* _Selected text_
================
Adding more APIs

This page outlines the basic process for implementing another API into Sasquatch-backpack

Set up locally

First, you’re going to want to get a function that can call the api locally.

To do this, clone or fork the Sasquatch-backpack repo. You’ll also probably want to run up a virtual environment, then source it.

git clone https://github.com/lsst-sqre/sasquatch-backpack.git
python3.12 -m .venv venv
source .venv/bin/activate

Finally, run make init to finish setup.

Next, add your chosen API wrapper to the requirements/main.in file and run make update

Call the API

Navigate to the src/sasquatchbackpack/scripts folder and create a python file named appropriately for the intended API. Inside this file, create a funciton that calls your desired API and returns the desired data. It is reccomended to parameterize all of the API call’s arguments and include default values. For example, if your API call takes location parameters then you might add a coordinates parameter, setting its default to (-30.22573200864174, -70.73932987127506), aka: the coordinates of Cerro Pachon. Make a similar function for each different call you want to make to this API.

Create the CLI Commands

Sasquatch-backpack uses click for its CLI. To add your API calls to the CLI, create a new python file in src/sasquatchbackpack/commands and add your CLI functions inside. There should be one function for every distinct API call you want to make.
================
* _Data records_
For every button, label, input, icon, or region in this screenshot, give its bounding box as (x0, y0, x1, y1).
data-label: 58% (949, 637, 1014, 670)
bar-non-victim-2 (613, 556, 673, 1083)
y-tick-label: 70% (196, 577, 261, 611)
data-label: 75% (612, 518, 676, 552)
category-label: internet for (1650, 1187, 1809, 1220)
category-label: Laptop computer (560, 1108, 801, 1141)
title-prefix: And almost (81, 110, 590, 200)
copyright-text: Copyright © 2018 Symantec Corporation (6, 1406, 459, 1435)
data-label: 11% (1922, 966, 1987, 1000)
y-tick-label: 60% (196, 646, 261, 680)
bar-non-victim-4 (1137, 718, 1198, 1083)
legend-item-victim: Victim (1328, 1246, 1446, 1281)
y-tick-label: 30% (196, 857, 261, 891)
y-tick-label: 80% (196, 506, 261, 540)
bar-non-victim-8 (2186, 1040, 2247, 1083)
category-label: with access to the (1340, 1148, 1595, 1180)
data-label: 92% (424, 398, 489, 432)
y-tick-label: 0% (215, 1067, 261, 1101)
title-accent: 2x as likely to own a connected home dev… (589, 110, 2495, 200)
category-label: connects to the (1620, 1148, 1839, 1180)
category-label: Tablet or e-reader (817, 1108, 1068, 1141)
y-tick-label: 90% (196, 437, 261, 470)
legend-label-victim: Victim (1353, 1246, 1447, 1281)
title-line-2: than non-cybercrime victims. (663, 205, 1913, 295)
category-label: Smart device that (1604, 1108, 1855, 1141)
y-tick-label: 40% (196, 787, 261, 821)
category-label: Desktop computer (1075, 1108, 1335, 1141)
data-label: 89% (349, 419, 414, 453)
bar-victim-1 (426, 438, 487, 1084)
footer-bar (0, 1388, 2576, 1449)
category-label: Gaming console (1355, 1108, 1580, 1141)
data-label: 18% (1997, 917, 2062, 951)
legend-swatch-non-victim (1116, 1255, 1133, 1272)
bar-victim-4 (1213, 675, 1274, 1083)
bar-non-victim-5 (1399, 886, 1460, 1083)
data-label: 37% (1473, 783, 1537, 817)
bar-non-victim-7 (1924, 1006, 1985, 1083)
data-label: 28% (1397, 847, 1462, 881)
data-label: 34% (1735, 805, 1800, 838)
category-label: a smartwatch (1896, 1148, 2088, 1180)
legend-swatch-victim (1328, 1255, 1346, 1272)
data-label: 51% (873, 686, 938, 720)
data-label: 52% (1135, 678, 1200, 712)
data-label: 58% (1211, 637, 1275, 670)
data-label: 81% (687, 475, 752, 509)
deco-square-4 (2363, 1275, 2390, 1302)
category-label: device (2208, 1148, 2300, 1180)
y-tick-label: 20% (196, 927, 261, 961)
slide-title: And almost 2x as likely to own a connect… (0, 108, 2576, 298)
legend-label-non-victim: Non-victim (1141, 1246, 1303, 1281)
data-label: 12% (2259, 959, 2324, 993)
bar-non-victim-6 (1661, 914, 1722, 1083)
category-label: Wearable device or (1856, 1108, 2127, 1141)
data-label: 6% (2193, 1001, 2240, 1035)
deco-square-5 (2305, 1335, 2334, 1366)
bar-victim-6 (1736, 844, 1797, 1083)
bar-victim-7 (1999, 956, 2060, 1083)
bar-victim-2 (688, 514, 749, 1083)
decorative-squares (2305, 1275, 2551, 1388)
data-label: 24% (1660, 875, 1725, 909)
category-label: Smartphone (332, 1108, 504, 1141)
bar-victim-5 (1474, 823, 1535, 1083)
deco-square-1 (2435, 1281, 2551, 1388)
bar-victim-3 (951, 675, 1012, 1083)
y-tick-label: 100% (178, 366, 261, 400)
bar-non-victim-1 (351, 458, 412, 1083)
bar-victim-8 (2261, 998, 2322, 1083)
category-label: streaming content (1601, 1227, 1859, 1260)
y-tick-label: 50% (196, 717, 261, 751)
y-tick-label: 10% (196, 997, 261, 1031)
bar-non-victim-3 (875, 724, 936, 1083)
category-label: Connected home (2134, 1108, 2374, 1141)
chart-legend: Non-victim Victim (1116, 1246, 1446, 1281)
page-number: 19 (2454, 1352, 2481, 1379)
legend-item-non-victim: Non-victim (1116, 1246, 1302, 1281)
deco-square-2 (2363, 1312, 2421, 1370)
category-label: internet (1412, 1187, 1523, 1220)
================
* _Set exercise A_
According to the guide on adding APIs to Sasquatch-backpack, which file should the chosen API wrapper be added to?
* _Set exercise B_
Please carry the guide on adding APIs to Sasquatch-backpack further, picking up after its last sentence.
The rows have nothing to do with the guide on adding APIs to Sasquatch-backpack.

* _Final result A_
The requirements/main.in file.

* _Final result B_
Next, populate these functions with calls to your API, printing the results to console via click.echo (or click.secho if you want to get funky with the colors :P) To do so import the script in src/sasquatchbackpack/scripts that you made earlier, then feed in the relevant paremeters, and echo the results. This will be what is logged in argoCD later on for debugging, so make sure to make echoes detailed in nature for easier debugging down the line.

Implement commands with Click

Tag each function as @click.command() and add each parameter as a @click.option(). Next, add the command defaults as constants, refering to these constants in each relevant click option. Do the same with any parameter validation functions you want to add, using click callbacks to trigger them. Parameter validation functions should raise click.BadParameter() on an invalid input, and return the initial value on valid input. Also, remember to write a help statement for each parameter.

Once complete, import your script to src/sasquatchbackpack/cli.py to access everything. You’ll want to first import your commands python script at the top of the file like so: from sasquatchbackpack.commands import yourfilenamehere then add main.add_command(yourfilenamehere.yourfunctionnamehere) at the bottom of the file. You’ll want to call main.add_command() in this way for each function you’ve added, so that the CLI can access them.

Test your API Call

At this point (assuming you’ve still got your venv active) you can run the following in your terminal:

pip install -e .
sasquatchbackpack yourfunctionnamehere

You should be able to see the results echoed to console as you wrote above. Use this as an opportunity to debug your API calls so they work as intended before you start sending data to sasquatch.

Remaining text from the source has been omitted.